##### DATA SHOWN

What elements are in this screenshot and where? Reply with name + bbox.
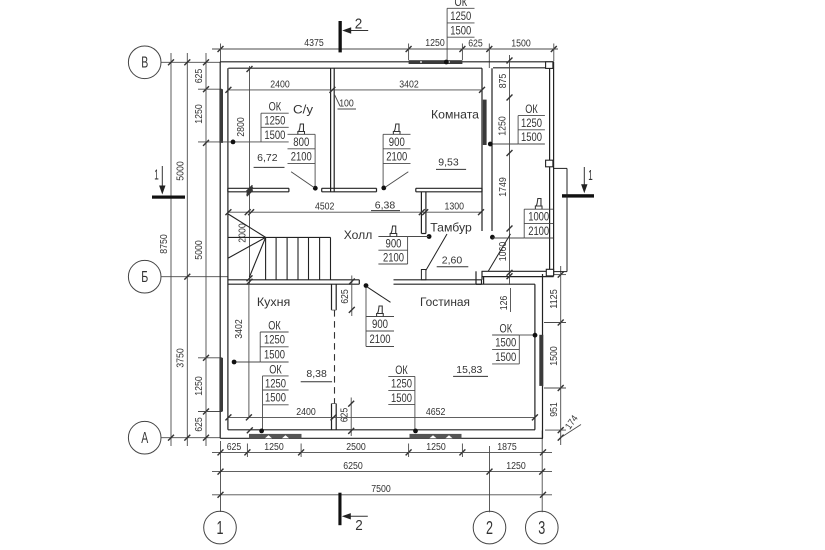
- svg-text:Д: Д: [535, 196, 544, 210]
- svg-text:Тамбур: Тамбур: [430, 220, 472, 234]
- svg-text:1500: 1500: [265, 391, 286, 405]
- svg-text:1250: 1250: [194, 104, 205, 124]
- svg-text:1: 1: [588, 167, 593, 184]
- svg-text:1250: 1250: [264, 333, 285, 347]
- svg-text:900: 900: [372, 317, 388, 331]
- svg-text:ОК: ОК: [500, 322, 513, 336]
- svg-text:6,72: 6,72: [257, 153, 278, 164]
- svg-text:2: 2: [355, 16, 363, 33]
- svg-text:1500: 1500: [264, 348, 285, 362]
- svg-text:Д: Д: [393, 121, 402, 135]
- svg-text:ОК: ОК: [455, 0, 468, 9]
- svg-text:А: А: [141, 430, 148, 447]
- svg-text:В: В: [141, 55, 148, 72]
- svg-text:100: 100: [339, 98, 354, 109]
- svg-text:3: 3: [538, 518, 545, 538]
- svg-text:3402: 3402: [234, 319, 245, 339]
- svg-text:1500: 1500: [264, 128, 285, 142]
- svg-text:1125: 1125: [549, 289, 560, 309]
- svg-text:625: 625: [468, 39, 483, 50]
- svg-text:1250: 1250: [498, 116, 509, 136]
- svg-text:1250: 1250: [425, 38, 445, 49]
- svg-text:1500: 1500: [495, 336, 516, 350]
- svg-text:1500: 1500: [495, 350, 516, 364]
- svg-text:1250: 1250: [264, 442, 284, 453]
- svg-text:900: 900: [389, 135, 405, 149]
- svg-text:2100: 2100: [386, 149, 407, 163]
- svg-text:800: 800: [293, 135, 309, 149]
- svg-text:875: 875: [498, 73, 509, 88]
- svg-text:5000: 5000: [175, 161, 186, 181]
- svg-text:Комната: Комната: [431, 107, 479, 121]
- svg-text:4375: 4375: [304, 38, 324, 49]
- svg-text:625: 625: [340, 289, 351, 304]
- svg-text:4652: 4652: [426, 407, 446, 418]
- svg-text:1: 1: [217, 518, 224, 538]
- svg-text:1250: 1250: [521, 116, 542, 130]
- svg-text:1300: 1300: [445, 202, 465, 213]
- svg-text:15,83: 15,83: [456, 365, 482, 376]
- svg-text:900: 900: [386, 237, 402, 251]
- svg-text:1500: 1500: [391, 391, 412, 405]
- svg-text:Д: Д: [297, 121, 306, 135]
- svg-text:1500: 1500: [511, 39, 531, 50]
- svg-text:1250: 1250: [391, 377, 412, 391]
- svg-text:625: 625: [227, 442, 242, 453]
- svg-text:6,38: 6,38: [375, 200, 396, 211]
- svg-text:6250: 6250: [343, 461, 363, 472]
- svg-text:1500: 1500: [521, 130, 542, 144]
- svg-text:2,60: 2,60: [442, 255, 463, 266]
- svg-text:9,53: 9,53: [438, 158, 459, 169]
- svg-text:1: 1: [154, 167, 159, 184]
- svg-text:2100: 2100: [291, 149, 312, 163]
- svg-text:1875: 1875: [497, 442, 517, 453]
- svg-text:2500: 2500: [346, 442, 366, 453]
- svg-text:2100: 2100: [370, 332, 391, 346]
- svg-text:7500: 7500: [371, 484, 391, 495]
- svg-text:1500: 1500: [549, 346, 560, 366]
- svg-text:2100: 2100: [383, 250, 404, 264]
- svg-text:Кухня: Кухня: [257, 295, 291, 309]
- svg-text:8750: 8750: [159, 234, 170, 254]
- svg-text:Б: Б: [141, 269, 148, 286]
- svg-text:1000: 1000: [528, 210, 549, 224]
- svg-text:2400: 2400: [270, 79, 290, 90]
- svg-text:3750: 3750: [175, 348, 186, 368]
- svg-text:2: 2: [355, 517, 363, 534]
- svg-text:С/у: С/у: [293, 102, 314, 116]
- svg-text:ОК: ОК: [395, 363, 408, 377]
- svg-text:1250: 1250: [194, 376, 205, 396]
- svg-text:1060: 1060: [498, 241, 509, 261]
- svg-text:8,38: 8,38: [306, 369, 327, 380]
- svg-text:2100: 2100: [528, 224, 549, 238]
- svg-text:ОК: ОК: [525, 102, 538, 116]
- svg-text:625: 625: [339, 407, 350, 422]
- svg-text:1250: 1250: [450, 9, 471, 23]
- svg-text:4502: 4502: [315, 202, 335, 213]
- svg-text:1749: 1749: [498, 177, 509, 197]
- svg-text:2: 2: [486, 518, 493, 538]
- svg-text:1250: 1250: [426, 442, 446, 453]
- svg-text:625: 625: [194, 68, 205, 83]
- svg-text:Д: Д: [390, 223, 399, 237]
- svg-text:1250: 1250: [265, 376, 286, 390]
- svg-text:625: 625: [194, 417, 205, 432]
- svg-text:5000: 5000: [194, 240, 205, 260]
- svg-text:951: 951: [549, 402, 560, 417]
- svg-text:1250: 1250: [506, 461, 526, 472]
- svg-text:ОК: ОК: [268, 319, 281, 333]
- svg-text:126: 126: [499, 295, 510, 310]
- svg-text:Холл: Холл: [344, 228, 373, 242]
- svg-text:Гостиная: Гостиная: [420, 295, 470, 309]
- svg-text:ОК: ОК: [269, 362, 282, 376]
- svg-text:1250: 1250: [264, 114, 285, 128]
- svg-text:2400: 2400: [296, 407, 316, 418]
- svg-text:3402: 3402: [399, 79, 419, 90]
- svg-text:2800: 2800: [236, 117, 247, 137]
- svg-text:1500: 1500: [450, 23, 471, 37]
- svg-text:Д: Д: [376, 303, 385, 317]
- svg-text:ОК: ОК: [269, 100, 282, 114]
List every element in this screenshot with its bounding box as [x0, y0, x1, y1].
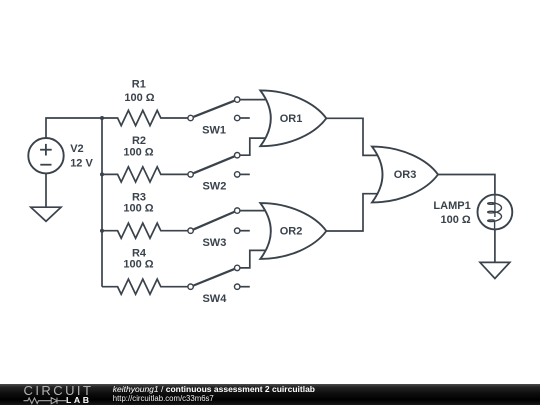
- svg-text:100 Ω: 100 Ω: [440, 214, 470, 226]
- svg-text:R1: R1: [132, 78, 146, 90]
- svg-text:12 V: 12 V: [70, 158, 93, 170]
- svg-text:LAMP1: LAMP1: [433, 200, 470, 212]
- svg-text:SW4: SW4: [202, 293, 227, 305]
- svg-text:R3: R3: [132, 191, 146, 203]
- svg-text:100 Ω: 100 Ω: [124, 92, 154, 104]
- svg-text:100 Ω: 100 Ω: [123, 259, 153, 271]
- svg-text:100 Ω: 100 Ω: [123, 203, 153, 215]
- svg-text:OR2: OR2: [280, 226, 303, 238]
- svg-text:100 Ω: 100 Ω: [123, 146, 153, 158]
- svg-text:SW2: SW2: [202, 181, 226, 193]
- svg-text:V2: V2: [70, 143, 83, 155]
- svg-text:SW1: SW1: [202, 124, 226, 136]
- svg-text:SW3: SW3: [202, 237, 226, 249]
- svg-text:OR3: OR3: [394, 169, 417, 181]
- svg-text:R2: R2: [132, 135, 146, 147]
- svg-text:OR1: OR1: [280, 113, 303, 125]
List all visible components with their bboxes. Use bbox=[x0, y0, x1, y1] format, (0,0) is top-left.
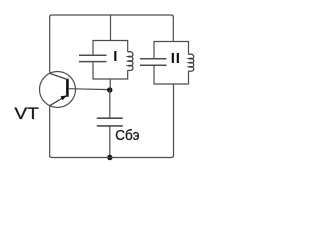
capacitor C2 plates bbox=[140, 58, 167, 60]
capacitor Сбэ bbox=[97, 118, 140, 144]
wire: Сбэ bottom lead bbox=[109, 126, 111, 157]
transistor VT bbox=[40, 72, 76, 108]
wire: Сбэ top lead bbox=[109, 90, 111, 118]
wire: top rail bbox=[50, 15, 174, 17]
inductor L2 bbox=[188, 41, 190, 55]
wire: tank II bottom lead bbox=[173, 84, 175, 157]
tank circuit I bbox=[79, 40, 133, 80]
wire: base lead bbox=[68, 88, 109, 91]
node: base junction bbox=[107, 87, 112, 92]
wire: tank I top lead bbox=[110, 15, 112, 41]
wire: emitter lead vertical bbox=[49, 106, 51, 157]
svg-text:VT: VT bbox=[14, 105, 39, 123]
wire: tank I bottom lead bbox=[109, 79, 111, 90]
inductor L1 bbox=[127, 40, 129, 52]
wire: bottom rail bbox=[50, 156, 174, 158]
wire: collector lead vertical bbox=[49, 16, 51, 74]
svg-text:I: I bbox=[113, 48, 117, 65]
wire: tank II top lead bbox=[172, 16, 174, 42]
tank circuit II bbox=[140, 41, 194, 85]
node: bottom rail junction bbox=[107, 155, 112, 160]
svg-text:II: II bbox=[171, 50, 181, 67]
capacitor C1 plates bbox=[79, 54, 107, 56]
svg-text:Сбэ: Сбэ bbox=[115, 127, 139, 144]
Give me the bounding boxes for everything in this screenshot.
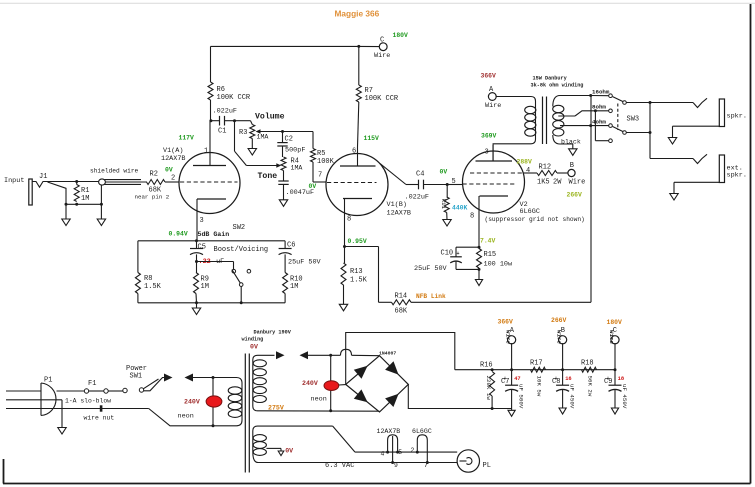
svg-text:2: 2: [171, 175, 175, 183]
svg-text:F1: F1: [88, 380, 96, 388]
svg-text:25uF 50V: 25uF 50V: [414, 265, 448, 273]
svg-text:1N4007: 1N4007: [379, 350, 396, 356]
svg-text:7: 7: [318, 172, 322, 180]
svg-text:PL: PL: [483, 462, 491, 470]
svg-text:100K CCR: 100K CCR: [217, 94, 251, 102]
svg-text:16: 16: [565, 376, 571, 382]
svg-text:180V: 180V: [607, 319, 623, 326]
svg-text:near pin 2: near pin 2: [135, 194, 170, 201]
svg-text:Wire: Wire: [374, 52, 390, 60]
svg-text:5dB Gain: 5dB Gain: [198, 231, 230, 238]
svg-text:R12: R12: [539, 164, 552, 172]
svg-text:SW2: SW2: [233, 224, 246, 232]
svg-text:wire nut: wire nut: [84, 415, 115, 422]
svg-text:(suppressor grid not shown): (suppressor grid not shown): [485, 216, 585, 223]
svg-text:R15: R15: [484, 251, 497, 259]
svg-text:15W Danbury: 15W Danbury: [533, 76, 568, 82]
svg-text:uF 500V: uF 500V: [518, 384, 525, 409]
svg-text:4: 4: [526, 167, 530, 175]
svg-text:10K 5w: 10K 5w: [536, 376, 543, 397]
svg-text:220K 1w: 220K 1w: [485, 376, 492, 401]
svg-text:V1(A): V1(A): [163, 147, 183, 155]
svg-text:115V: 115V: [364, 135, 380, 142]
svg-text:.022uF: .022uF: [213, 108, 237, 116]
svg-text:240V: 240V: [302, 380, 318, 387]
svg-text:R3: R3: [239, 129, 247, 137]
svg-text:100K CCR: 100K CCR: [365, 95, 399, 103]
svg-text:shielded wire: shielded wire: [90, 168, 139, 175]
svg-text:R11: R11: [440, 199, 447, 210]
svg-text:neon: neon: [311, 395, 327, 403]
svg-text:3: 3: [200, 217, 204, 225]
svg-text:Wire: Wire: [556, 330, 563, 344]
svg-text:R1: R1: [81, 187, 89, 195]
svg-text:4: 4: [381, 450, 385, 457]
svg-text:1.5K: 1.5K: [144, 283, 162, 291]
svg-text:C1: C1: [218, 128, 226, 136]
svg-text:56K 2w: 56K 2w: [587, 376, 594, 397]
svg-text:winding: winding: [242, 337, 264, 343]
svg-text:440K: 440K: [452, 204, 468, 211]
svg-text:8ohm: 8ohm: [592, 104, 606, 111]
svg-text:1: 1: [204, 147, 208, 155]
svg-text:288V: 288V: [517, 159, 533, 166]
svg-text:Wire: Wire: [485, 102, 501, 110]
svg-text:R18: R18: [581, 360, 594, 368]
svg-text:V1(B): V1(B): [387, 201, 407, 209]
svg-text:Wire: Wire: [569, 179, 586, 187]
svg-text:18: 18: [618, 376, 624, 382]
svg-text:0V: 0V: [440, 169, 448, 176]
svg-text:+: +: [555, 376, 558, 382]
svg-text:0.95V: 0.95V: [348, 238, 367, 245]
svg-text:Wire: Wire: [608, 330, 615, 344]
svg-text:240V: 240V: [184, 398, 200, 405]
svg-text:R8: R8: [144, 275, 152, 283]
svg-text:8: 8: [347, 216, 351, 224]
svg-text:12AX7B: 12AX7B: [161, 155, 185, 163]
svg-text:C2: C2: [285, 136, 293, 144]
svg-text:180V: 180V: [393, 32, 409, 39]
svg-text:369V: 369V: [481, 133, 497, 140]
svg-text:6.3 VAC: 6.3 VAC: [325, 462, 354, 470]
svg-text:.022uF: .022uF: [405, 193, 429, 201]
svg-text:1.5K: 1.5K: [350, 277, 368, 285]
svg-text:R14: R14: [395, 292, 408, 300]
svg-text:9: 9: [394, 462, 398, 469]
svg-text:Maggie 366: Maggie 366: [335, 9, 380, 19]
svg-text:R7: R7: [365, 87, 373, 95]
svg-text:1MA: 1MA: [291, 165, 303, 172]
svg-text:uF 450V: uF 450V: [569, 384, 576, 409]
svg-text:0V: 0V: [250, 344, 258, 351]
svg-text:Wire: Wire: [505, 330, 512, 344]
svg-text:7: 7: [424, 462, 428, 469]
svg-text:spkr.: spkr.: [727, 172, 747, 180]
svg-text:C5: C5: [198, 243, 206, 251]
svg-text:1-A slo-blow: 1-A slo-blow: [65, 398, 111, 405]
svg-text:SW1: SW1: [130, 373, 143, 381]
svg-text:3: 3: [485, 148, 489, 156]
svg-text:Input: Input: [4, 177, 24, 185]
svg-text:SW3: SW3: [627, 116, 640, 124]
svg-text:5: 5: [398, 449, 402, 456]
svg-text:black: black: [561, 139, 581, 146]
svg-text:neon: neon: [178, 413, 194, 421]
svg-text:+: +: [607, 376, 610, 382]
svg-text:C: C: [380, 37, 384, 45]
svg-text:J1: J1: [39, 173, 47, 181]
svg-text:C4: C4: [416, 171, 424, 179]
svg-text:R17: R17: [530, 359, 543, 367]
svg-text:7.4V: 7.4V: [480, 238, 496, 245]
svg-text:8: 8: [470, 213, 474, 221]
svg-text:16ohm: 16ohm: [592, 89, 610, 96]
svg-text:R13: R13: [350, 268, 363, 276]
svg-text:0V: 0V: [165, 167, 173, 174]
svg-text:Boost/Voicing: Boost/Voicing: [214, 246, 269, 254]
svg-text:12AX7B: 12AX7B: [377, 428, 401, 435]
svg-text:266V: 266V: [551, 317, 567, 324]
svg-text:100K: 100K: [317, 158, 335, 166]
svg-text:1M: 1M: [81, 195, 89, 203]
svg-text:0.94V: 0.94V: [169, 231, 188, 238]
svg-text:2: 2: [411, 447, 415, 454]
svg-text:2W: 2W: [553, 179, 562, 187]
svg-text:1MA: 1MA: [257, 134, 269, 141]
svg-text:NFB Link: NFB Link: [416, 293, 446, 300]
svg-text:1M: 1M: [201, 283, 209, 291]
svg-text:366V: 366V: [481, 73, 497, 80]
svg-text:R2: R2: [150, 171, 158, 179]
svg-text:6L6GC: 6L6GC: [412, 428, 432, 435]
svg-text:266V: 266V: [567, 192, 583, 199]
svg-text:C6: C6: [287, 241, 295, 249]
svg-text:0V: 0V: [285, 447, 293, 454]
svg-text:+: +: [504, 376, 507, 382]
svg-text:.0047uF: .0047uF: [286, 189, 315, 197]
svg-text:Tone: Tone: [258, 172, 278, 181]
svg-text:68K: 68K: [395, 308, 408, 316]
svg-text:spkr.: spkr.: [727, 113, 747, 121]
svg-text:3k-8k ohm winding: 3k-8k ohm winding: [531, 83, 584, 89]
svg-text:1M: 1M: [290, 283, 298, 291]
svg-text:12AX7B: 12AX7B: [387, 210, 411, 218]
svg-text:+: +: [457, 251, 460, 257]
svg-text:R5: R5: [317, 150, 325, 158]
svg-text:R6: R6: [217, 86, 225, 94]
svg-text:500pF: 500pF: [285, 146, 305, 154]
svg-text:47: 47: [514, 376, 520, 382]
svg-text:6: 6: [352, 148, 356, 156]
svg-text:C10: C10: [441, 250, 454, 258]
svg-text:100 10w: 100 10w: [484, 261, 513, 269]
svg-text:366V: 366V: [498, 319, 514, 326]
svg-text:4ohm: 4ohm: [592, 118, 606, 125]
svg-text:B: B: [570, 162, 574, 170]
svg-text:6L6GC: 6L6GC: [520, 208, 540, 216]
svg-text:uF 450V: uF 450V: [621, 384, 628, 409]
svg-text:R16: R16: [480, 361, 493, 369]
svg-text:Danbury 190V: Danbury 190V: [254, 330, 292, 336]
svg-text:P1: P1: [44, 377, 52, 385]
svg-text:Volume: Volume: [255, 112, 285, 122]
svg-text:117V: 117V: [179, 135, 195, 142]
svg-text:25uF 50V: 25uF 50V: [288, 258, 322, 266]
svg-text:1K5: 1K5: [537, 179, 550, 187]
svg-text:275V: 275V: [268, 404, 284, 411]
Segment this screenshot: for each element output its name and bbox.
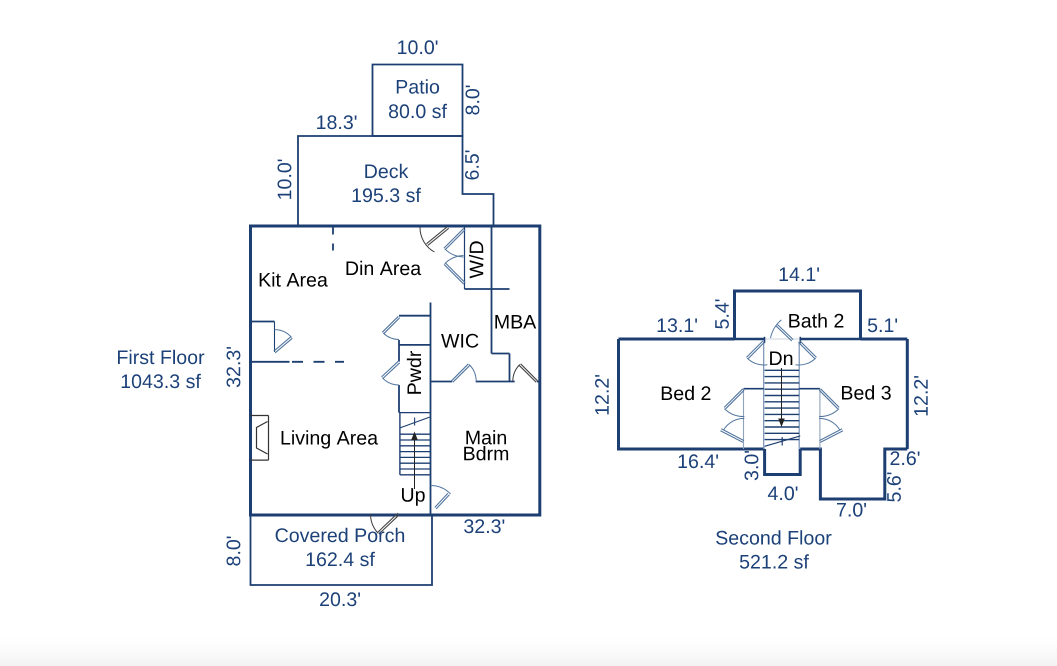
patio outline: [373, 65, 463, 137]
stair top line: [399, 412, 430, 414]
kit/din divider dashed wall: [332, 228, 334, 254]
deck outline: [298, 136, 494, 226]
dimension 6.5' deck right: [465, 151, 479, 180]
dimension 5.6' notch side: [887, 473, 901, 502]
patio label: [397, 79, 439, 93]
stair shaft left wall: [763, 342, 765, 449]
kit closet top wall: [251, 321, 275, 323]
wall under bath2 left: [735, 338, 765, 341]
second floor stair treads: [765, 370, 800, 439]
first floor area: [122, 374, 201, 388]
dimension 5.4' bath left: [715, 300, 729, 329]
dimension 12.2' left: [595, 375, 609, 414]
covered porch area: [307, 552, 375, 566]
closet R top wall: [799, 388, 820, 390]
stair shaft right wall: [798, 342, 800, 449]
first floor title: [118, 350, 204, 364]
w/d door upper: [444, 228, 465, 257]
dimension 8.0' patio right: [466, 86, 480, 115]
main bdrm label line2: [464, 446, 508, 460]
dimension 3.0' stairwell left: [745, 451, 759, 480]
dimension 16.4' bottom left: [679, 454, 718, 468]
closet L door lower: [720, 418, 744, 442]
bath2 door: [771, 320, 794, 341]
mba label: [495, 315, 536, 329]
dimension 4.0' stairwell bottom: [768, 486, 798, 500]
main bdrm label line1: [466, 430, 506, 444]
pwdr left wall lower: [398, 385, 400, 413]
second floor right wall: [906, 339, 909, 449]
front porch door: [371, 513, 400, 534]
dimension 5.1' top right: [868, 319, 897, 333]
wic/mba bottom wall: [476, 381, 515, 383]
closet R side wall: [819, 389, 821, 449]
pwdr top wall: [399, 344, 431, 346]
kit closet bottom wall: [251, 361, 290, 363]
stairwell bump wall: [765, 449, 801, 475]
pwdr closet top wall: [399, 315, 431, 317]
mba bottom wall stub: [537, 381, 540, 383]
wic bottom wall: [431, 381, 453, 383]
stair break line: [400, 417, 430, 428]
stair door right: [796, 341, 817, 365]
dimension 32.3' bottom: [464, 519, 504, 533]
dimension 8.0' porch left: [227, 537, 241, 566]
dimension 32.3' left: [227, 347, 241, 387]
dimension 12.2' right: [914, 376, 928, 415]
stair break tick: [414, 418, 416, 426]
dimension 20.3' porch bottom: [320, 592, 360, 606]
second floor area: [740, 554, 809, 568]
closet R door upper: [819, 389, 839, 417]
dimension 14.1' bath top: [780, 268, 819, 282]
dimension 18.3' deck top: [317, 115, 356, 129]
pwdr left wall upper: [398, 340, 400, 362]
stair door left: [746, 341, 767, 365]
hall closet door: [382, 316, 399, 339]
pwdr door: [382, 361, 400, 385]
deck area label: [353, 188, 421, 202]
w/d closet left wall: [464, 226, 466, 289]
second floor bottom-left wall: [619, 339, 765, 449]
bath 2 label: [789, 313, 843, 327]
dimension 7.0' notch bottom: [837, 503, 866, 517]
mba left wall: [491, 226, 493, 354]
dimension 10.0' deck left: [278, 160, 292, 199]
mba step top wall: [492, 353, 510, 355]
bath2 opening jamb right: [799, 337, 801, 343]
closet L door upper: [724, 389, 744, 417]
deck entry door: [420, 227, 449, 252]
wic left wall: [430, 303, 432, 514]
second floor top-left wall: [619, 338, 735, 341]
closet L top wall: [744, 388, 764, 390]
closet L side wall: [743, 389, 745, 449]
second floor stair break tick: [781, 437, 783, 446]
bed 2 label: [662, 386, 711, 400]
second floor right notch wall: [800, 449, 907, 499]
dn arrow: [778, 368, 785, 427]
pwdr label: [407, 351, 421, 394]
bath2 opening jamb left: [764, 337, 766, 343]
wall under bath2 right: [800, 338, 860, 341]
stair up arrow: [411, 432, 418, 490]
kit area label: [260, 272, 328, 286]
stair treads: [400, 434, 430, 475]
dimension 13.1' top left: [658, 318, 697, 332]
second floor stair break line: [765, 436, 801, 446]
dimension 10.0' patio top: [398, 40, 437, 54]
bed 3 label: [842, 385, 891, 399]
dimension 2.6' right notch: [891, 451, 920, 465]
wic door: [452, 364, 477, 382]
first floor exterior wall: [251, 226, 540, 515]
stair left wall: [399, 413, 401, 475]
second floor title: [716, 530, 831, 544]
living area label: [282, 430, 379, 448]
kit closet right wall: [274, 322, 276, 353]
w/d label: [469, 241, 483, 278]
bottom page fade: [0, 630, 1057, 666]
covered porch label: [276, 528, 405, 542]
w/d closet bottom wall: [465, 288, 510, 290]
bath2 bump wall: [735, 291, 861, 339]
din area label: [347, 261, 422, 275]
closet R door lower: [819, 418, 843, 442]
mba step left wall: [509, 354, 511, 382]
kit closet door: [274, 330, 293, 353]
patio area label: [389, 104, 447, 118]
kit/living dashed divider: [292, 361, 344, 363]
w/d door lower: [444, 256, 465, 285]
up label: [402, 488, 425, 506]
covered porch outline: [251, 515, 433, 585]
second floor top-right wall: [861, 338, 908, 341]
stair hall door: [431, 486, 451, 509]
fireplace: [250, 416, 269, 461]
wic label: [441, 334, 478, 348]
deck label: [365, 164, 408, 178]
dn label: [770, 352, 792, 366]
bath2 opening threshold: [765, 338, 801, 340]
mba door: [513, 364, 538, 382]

##########

**WHAT TO DO**
Edit the records starting at the line that contains "- svg-text:Д: Д: [535, 196, 544, 210]" and ending at the line that contains "- svg-text:1250: 1250: [521, 116, 542, 130]", putting "Спальня" wherever "Комната" appears and changing nothing else. Give back only those lines.

**TASK RESPONSE**
- svg-text:Д: Д: [535, 196, 544, 210]
- svg-text:Тамбур: Тамбур: [430, 220, 472, 234]
- svg-text:1500: 1500: [265, 391, 286, 405]
- svg-text:1250: 1250: [194, 104, 205, 124]
- svg-text:1: 1: [588, 167, 593, 184]
- svg-text:1250: 1250: [264, 333, 285, 347]
- svg-text:900: 900: [372, 317, 388, 331]
- svg-text:ОК: ОК: [500, 322, 513, 336]
- svg-text:6,72: 6,72: [257, 153, 278, 164]
- svg-text:2: 2: [355, 16, 363, 33]
- svg-text:1500: 1500: [264, 348, 285, 362]
- svg-text:Д: Д: [393, 121, 402, 135]
- svg-text:ОК: ОК: [455, 0, 468, 9]
- svg-text:А: А: [141, 430, 148, 447]
- svg-text:В: В: [141, 55, 148, 72]
- svg-text:100: 100: [339, 98, 354, 109]
- svg-text:3: 3: [538, 518, 545, 538]
- svg-text:3402: 3402: [234, 319, 245, 339]
- svg-text:1500: 1500: [264, 128, 285, 142]
- svg-text:1125: 1125: [549, 289, 560, 309]
- svg-text:625: 625: [468, 39, 483, 50]
- svg-text:1250: 1250: [498, 116, 509, 136]
- svg-text:1250: 1250: [425, 38, 445, 49]
- svg-text:1500: 1500: [495, 336, 516, 350]
- svg-text:1500: 1500: [495, 350, 516, 364]
- svg-text:1250: 1250: [264, 442, 284, 453]
- svg-text:900: 900: [389, 135, 405, 149]
- svg-text:2100: 2100: [386, 149, 407, 163]
- svg-text:800: 800: [293, 135, 309, 149]
- svg-text:875: 875: [498, 73, 509, 88]
- svg-text:5000: 5000: [175, 161, 186, 181]
- svg-text:Спальня: Спальня: [431, 107, 479, 121]
- svg-text:4375: 4375: [304, 38, 324, 49]
- svg-text:625: 625: [340, 289, 351, 304]
- svg-text:4652: 4652: [426, 407, 446, 418]
- svg-text:1: 1: [217, 518, 224, 538]
- svg-text:1250: 1250: [521, 116, 542, 130]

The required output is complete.